(What is asked)
Gather up all lines that carry the word "规范了第".

(Available records)
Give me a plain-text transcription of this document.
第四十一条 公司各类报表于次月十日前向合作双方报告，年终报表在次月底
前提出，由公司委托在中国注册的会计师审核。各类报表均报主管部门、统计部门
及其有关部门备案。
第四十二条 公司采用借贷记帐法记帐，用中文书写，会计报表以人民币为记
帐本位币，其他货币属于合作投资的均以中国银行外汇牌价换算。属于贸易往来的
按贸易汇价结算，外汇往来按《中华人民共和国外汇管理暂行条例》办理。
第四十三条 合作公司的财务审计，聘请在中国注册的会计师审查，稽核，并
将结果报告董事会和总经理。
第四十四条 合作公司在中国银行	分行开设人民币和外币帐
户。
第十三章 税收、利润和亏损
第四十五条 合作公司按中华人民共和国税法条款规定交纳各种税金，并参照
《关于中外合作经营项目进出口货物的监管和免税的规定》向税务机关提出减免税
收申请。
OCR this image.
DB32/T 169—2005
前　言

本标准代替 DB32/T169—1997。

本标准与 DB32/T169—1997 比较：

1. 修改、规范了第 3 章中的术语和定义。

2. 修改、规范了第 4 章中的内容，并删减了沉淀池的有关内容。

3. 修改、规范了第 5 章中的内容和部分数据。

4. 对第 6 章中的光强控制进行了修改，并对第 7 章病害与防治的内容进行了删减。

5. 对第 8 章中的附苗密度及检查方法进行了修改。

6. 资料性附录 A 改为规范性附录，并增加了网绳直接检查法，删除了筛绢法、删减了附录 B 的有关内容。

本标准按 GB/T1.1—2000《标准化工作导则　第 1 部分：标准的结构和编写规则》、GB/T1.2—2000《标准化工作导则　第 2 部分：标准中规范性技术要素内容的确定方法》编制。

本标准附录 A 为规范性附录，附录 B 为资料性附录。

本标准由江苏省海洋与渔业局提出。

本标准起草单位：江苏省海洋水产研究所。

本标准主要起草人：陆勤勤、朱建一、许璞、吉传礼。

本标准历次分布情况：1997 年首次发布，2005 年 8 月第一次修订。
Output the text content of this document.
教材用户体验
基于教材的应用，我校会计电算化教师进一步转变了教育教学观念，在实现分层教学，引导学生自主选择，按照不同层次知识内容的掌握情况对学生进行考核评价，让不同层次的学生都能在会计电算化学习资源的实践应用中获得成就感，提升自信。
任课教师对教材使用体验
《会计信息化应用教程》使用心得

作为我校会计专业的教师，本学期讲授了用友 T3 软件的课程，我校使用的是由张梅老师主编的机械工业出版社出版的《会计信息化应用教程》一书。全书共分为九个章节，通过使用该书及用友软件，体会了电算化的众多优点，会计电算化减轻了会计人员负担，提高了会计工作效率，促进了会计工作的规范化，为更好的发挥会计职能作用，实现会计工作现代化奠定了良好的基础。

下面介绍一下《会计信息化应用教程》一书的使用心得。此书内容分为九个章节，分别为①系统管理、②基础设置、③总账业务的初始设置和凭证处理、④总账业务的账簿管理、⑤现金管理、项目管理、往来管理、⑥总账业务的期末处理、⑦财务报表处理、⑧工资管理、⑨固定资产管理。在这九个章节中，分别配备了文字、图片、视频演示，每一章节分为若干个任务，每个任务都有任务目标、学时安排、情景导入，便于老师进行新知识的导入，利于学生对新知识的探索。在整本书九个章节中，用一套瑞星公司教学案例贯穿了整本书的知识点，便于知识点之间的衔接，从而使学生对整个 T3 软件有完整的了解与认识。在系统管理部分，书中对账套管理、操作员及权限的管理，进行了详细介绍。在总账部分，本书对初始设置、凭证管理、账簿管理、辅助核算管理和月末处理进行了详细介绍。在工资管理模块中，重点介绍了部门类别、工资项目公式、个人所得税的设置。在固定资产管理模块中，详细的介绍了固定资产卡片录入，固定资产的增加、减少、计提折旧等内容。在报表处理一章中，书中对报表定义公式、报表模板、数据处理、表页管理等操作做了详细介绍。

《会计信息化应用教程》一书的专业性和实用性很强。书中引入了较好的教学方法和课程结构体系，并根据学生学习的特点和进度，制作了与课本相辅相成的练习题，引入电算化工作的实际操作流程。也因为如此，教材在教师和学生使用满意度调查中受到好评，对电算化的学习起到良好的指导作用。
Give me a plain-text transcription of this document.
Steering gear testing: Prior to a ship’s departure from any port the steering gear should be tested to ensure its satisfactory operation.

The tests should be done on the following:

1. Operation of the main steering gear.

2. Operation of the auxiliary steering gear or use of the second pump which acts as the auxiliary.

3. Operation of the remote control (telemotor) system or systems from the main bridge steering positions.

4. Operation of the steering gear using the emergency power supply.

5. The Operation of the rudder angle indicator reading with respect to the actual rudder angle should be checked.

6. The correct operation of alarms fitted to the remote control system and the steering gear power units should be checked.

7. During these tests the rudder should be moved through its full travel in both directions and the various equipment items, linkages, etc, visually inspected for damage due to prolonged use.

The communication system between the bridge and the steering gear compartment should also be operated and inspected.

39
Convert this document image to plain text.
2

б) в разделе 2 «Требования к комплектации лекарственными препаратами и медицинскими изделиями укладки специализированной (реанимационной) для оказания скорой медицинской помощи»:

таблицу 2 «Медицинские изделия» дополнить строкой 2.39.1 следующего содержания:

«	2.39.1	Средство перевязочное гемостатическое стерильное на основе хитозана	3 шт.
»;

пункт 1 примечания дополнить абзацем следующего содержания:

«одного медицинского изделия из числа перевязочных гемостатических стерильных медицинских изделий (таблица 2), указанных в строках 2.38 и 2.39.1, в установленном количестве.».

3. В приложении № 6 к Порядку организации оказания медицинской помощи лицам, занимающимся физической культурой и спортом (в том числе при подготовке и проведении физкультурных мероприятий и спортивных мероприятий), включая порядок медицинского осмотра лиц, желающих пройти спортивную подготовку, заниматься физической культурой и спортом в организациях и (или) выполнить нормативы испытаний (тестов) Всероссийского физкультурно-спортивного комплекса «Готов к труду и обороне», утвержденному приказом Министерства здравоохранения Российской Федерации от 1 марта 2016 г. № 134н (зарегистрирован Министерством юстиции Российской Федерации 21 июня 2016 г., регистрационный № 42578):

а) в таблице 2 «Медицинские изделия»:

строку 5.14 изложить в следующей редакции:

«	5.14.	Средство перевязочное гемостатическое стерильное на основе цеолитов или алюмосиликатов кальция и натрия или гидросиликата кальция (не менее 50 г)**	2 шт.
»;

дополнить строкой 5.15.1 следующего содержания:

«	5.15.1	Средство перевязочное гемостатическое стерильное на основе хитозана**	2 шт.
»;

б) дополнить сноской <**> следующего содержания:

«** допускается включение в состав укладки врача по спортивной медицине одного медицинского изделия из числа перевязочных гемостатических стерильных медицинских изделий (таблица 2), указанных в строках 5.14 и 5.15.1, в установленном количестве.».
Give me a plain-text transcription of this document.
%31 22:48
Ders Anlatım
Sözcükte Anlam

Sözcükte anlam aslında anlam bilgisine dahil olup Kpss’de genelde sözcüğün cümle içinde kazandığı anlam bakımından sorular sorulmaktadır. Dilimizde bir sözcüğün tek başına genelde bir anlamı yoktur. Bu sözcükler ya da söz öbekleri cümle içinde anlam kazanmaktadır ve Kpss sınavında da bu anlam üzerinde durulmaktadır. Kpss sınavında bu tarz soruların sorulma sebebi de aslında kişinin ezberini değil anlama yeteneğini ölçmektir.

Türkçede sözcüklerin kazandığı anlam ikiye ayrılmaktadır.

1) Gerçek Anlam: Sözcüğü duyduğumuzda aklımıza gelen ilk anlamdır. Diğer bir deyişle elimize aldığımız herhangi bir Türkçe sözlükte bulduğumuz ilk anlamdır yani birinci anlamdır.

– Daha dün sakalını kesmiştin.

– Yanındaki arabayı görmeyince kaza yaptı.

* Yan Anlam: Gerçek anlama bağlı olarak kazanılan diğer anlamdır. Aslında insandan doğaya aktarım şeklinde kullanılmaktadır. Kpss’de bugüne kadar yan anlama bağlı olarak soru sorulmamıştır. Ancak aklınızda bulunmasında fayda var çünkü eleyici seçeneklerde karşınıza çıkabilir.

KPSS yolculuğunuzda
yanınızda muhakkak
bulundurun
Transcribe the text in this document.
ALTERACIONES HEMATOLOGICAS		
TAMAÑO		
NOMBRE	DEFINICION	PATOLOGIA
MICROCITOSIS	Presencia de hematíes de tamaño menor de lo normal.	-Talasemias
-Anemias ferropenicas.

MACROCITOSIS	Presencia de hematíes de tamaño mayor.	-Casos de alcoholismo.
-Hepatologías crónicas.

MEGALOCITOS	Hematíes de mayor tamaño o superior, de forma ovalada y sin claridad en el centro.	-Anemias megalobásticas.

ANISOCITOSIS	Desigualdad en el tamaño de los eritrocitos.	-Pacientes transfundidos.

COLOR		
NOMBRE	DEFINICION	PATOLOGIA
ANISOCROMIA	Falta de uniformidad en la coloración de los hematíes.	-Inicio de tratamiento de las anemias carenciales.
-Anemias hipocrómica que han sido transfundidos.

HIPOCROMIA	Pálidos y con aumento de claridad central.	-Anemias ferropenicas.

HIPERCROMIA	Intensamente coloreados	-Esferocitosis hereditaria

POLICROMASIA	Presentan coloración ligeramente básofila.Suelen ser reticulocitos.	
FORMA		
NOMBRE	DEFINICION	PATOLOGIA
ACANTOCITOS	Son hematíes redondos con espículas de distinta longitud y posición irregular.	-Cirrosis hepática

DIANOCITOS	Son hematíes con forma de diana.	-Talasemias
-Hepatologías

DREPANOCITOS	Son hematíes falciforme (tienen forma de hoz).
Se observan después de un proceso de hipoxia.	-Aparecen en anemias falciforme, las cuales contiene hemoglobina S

(The solution)
1. 修改、规范了第 3 章中的术语和定义。
2. 修改、规范了第 4 章中的内容，并删减了沉淀池的有关内容。
3. 修改、规范了第 5 章中的内容和部分数据。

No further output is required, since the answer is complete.